## YOUR GOAL
Reproduce the entries below, renaming every "rule-line" to "rule-text" and changing nothing else.

(Dataset items)
---*---

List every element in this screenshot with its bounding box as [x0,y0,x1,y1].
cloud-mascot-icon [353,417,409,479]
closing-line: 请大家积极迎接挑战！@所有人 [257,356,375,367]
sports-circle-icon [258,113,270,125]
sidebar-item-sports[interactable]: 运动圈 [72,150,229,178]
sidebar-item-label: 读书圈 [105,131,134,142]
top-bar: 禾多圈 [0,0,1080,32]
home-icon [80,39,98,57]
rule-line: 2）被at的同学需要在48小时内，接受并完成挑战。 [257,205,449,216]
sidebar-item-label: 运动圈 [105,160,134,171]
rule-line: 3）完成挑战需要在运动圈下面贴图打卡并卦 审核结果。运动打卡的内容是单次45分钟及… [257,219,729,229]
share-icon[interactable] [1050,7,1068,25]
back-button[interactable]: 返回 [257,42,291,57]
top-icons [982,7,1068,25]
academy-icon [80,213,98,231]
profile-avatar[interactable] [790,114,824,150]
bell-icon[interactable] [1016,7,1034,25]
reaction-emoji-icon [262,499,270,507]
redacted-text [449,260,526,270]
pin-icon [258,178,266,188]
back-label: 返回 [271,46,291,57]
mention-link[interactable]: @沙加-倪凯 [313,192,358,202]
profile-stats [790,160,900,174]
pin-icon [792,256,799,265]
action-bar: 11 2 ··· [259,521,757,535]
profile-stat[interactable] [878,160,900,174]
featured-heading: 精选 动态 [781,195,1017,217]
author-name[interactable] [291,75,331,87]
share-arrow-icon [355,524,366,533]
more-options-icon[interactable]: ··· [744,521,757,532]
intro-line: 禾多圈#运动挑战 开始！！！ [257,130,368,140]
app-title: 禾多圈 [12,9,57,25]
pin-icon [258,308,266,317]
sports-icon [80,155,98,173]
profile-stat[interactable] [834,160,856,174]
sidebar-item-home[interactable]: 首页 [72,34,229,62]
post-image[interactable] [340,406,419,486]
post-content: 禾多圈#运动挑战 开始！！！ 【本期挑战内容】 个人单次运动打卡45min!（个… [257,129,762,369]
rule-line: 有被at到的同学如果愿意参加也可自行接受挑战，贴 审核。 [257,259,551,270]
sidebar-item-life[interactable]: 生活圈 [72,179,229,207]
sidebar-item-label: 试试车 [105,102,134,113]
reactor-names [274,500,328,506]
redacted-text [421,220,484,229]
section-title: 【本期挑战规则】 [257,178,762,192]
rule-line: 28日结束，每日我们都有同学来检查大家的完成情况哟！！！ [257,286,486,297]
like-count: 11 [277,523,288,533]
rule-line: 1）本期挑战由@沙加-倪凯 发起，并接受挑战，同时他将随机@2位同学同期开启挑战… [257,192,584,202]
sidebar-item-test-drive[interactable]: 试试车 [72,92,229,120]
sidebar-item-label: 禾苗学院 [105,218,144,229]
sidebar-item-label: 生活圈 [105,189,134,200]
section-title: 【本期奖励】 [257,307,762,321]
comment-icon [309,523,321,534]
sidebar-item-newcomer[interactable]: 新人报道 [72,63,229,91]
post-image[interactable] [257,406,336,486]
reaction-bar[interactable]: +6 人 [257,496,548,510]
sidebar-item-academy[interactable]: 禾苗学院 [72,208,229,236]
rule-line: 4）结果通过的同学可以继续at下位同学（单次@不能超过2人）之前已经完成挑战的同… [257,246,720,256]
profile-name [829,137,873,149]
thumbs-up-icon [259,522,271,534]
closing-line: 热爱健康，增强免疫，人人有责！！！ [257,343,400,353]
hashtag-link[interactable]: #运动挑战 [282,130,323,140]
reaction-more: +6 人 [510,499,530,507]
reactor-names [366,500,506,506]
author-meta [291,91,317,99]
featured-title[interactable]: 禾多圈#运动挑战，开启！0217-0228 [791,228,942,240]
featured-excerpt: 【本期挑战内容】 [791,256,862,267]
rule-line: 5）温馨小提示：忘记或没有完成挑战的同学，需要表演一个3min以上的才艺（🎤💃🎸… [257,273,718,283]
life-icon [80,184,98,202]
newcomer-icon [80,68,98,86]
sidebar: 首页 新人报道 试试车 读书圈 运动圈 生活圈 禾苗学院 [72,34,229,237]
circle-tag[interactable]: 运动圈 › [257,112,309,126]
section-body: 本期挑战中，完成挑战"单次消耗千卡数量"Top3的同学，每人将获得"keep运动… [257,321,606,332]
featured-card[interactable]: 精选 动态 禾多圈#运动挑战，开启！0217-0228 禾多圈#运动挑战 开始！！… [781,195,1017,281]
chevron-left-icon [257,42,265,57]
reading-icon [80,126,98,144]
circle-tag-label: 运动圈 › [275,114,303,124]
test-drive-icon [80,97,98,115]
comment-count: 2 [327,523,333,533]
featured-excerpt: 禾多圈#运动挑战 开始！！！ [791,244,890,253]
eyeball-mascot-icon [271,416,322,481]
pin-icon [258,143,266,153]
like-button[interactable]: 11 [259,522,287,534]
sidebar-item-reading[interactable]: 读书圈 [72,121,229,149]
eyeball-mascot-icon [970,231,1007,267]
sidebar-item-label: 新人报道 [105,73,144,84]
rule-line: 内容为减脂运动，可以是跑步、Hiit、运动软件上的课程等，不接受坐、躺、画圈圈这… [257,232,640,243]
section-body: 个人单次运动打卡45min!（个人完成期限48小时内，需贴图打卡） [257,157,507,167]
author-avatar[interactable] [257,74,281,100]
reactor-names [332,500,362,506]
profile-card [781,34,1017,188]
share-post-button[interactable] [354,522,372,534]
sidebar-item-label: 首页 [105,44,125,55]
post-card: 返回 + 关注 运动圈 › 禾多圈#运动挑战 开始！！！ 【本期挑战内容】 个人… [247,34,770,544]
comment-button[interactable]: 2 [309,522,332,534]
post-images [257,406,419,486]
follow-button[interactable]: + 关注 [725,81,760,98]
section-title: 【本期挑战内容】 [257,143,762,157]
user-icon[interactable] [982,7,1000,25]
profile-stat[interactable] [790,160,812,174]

---*---

## IN RESPONSE
List every element in this screenshot with its bounding box as [x0,y0,x1,y1].
cloud-mascot-icon [353,417,409,479]
closing-line: 请大家积极迎接挑战！@所有人 [257,356,375,367]
sports-circle-icon [258,113,270,125]
sidebar-item-sports[interactable]: 运动圈 [72,150,229,178]
sidebar-item-label: 读书圈 [105,131,134,142]
top-bar: 禾多圈 [0,0,1080,32]
home-icon [80,39,98,57]
rule-text: 2）被at的同学需要在48小时内，接受并完成挑战。 [257,205,449,216]
sidebar-item-label: 运动圈 [105,160,134,171]
rule-text: 3）完成挑战需要在运动圈下面贴图打卡并卦 审核结果。运动打卡的内容是单次45分钟及… [257,219,729,229]
share-icon[interactable] [1050,7,1068,25]
back-button[interactable]: 返回 [257,42,291,57]
top-icons [982,7,1068,25]
academy-icon [80,213,98,231]
profile-avatar[interactable] [790,114,824,150]
bell-icon[interactable] [1016,7,1034,25]
reaction-emoji-icon [262,499,270,507]
redacted-text [449,260,526,270]
pin-icon [258,178,266,188]
back-label: 返回 [271,46,291,57]
mention-link[interactable]: @沙加-倪凯 [313,192,358,202]
profile-stats [790,160,900,174]
pin-icon [792,256,799,265]
action-bar: 11 2 ··· [259,521,757,535]
profile-stat[interactable] [878,160,900,174]
featured-heading: 精选 动态 [781,195,1017,217]
author-name[interactable] [291,75,331,87]
share-arrow-icon [355,524,366,533]
more-options-icon[interactable]: ··· [744,521,757,532]
intro-line: 禾多圈#运动挑战 开始！！！ [257,130,368,140]
app-title: 禾多圈 [12,9,57,25]
pin-icon [258,308,266,317]
sports-icon [80,155,98,173]
profile-stat[interactable] [834,160,856,174]
sidebar-item-home[interactable]: 首页 [72,34,229,62]
post-image[interactable] [340,406,419,486]
post-content: 禾多圈#运动挑战 开始！！！ 【本期挑战内容】 个人单次运动打卡45min!（个… [257,129,762,369]
rule-text: 有被at到的同学如果愿意参加也可自行接受挑战，贴 审核。 [257,259,551,270]
sidebar-item-life[interactable]: 生活圈 [72,179,229,207]
sidebar-item-label: 试试车 [105,102,134,113]
reactor-names [274,500,328,506]
redacted-text [421,220,484,229]
section-title: 【本期挑战规则】 [257,178,762,192]
rule-text: 28日结束，每日我们都有同学来检查大家的完成情况哟！！！ [257,286,486,297]
like-count: 11 [277,523,288,533]
rule-text: 1）本期挑战由@沙加-倪凯 发起，并接受挑战，同时他将随机@2位同学同期开启挑战… [257,192,584,202]
sidebar-item-test-drive[interactable]: 试试车 [72,92,229,120]
sidebar-item-label: 禾苗学院 [105,218,144,229]
sidebar-item-label: 生活圈 [105,189,134,200]
section-title: 【本期奖励】 [257,307,762,321]
comment-icon [309,523,321,534]
sidebar-item-newcomer[interactable]: 新人报道 [72,63,229,91]
post-image[interactable] [257,406,336,486]
reaction-bar[interactable]: +6 人 [257,496,548,510]
sidebar-item-academy[interactable]: 禾苗学院 [72,208,229,236]
rule-text: 4）结果通过的同学可以继续at下位同学（单次@不能超过2人）之前已经完成挑战的同… [257,246,720,256]
profile-name [829,137,873,149]
thumbs-up-icon [259,522,271,534]
closing-line: 热爱健康，增强免疫，人人有责！！！ [257,343,400,353]
hashtag-link[interactable]: #运动挑战 [282,130,323,140]
reaction-more: +6 人 [510,499,530,507]
reactor-names [366,500,506,506]
author-meta [291,91,317,99]
featured-title[interactable]: 禾多圈#运动挑战，开启！0217-0228 [791,228,942,240]
featured-excerpt: 【本期挑战内容】 [791,256,862,267]
rule-text: 5）温馨小提示：忘记或没有完成挑战的同学，需要表演一个3min以上的才艺（🎤💃🎸… [257,273,718,283]
life-icon [80,184,98,202]
newcomer-icon [80,68,98,86]
sidebar: 首页 新人报道 试试车 读书圈 运动圈 生活圈 禾苗学院 [72,34,229,237]
circle-tag[interactable]: 运动圈 › [257,112,309,126]
section-body: 本期挑战中，完成挑战"单次消耗千卡数量"Top3的同学，每人将获得"keep运动… [257,321,606,332]
featured-card[interactable]: 精选 动态 禾多圈#运动挑战，开启！0217-0228 禾多圈#运动挑战 开始！！… [781,195,1017,281]
chevron-left-icon [257,42,265,57]
reading-icon [80,126,98,144]
circle-tag-label: 运动圈 › [275,114,303,124]
test-drive-icon [80,97,98,115]
comment-count: 2 [327,523,333,533]
featured-excerpt: 禾多圈#运动挑战 开始！！！ [791,244,890,253]
eyeball-mascot-icon [271,416,322,481]
pin-icon [258,143,266,153]
like-button[interactable]: 11 [259,522,287,534]
sidebar-item-reading[interactable]: 读书圈 [72,121,229,149]
eyeball-mascot-icon [970,231,1007,267]
sidebar-item-label: 新人报道 [105,73,144,84]
rule-text: 内容为减脂运动，可以是跑步、Hiit、运动软件上的课程等，不接受坐、躺、画圈圈这… [257,232,640,243]
section-body: 个人单次运动打卡45min!（个人完成期限48小时内，需贴图打卡） [257,157,507,167]
author-avatar[interactable] [257,74,281,100]
reactor-names [332,500,362,506]
profile-card [781,34,1017,188]
share-post-button[interactable] [354,522,372,534]
sidebar-item-label: 首页 [105,44,125,55]
post-card: 返回 + 关注 运动圈 › 禾多圈#运动挑战 开始！！！ 【本期挑战内容】 个人… [247,34,770,544]
comment-button[interactable]: 2 [309,522,332,534]
post-images [257,406,419,486]
follow-button[interactable]: + 关注 [725,81,760,98]
section-title: 【本期挑战内容】 [257,143,762,157]
user-icon[interactable] [982,7,1000,25]
profile-stat[interactable] [790,160,812,174]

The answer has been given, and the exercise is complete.